--- MATERIAL TO PROCESS ---
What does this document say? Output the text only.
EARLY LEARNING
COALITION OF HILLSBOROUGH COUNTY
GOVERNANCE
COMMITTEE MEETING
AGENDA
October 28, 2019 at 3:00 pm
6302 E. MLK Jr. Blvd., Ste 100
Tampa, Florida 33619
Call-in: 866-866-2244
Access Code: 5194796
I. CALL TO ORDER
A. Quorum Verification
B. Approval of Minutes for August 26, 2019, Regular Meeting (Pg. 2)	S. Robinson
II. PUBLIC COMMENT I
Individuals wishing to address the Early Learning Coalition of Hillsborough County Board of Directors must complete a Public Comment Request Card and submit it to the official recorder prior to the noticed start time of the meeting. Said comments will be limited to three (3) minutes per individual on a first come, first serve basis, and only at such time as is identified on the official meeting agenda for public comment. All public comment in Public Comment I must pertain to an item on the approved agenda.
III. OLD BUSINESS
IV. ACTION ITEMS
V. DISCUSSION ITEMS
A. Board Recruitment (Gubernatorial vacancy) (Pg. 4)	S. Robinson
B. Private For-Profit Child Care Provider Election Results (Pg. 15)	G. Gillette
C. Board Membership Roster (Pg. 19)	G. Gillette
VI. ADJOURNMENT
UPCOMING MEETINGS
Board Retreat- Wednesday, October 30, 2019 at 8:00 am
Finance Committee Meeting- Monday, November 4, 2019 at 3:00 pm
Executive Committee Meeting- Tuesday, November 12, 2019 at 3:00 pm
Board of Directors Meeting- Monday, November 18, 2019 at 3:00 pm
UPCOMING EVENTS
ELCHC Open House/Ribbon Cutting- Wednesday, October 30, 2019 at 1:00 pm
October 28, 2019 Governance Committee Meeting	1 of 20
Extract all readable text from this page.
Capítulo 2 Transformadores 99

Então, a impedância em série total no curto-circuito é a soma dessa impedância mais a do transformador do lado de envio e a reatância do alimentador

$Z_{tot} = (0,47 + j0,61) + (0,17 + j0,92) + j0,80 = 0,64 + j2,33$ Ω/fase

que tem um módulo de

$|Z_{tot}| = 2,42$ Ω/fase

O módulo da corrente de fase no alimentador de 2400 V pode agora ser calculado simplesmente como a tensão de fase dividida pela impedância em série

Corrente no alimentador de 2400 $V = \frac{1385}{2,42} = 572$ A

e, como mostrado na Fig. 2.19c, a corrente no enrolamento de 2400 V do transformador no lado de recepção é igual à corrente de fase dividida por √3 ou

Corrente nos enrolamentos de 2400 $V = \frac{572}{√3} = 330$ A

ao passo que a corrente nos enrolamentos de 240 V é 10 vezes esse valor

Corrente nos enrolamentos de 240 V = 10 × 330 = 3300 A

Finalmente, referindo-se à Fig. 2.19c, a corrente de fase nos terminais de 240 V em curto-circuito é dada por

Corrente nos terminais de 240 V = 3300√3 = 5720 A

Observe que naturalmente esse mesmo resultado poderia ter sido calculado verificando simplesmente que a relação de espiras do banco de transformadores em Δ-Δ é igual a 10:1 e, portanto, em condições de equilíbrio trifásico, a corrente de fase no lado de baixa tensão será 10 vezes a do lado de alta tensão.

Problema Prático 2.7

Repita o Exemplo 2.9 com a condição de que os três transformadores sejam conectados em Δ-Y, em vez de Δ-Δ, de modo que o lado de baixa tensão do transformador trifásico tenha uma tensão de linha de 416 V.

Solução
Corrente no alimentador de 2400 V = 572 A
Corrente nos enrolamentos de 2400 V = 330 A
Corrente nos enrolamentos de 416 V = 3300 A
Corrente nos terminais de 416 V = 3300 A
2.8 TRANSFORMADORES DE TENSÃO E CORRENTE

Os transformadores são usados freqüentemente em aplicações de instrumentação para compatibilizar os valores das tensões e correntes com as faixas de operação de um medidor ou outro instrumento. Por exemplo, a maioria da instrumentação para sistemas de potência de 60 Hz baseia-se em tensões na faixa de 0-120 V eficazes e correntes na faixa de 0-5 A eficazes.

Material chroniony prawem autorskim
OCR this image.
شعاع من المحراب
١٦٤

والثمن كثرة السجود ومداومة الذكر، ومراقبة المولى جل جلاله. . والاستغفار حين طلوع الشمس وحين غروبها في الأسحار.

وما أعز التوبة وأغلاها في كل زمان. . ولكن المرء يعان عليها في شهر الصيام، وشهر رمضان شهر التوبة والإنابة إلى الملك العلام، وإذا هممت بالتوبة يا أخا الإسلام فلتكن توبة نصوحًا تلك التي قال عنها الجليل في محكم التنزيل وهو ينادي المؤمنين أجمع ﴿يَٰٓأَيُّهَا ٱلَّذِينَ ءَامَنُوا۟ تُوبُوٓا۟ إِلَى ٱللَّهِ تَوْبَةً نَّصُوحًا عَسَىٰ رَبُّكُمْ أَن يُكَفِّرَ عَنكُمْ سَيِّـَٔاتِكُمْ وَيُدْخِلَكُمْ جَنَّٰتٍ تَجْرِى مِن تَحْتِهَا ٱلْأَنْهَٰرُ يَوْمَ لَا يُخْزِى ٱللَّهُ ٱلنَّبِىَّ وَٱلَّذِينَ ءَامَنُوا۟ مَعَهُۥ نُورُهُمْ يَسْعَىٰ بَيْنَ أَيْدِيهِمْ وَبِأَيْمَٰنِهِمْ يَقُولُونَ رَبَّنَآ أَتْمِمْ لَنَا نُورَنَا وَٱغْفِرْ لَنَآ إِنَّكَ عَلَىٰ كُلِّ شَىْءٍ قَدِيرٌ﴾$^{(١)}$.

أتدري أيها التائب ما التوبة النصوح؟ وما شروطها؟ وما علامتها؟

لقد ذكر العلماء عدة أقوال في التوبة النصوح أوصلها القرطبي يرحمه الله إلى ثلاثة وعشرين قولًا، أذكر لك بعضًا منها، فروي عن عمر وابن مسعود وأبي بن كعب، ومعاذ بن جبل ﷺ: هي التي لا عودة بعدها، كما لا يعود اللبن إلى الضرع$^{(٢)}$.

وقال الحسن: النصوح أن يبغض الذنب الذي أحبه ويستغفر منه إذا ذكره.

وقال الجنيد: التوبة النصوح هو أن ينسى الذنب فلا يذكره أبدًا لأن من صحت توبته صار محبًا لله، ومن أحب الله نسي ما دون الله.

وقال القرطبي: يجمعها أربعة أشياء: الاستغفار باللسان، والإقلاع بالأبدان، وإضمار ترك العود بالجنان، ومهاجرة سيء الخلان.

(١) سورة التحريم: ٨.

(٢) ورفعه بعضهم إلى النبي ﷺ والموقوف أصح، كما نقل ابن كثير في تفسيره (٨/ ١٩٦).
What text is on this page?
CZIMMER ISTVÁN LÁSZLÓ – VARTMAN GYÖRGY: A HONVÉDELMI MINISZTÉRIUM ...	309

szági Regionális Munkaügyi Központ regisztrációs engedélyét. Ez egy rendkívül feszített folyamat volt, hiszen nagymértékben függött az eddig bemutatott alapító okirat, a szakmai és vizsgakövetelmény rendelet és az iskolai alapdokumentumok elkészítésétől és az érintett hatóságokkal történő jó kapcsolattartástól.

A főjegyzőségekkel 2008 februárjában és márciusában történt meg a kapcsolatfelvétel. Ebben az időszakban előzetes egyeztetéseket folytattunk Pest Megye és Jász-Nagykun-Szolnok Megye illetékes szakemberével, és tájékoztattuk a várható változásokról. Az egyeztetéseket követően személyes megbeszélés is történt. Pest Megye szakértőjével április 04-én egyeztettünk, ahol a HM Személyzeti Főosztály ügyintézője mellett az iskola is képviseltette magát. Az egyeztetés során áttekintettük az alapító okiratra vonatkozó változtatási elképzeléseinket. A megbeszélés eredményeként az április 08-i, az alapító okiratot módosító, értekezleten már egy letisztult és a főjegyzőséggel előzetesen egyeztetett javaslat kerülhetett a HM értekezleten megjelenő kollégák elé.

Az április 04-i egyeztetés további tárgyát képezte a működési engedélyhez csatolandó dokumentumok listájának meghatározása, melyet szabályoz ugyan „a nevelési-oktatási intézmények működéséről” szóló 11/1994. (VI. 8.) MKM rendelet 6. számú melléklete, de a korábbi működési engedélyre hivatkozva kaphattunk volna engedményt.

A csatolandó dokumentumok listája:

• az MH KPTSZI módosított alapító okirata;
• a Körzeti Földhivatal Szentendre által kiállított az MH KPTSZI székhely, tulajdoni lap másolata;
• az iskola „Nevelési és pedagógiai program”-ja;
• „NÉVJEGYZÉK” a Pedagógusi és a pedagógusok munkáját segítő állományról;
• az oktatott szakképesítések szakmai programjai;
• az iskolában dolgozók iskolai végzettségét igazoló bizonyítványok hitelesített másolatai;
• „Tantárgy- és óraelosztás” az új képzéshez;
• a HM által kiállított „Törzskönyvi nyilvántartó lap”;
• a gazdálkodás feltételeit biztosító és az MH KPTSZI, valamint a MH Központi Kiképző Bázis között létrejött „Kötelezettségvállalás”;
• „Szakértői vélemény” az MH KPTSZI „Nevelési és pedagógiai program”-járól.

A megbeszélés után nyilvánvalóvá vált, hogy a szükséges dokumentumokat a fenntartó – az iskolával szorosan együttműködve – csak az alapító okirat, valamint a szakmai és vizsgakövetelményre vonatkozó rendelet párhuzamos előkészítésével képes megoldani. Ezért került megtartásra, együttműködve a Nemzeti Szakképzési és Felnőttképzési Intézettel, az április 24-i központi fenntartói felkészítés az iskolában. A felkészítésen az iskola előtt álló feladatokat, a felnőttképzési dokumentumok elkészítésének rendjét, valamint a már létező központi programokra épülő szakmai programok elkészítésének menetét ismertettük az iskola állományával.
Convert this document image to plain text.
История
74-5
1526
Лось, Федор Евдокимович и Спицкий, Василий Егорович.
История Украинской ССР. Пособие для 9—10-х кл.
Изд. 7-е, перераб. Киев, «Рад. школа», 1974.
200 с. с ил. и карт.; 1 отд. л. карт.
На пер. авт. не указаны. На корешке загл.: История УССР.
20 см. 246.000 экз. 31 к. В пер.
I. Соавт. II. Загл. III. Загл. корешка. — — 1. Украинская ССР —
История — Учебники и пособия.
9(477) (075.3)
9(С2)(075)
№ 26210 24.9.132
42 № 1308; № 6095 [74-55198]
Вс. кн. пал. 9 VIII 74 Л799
---
### [EXERCISE BRIEF]
Show every line in the entries where the string "esse" occurs.

### [COMPLETE OUTPUT]
ao passo que a corrente nos enrolamentos de 240 V é 10 vezes esse valor
Observe que naturalmente esse mesmo resultado poderia ter sido calculado verificando simplesmente que a relação de espiras do banco de transformadores em Δ-Δ é igual a 10:1 e, portanto, em condições de equilíbrio trifásico, a corrente de fase no lado de baixa tensão será 10 vezes a do lado de alta tensão.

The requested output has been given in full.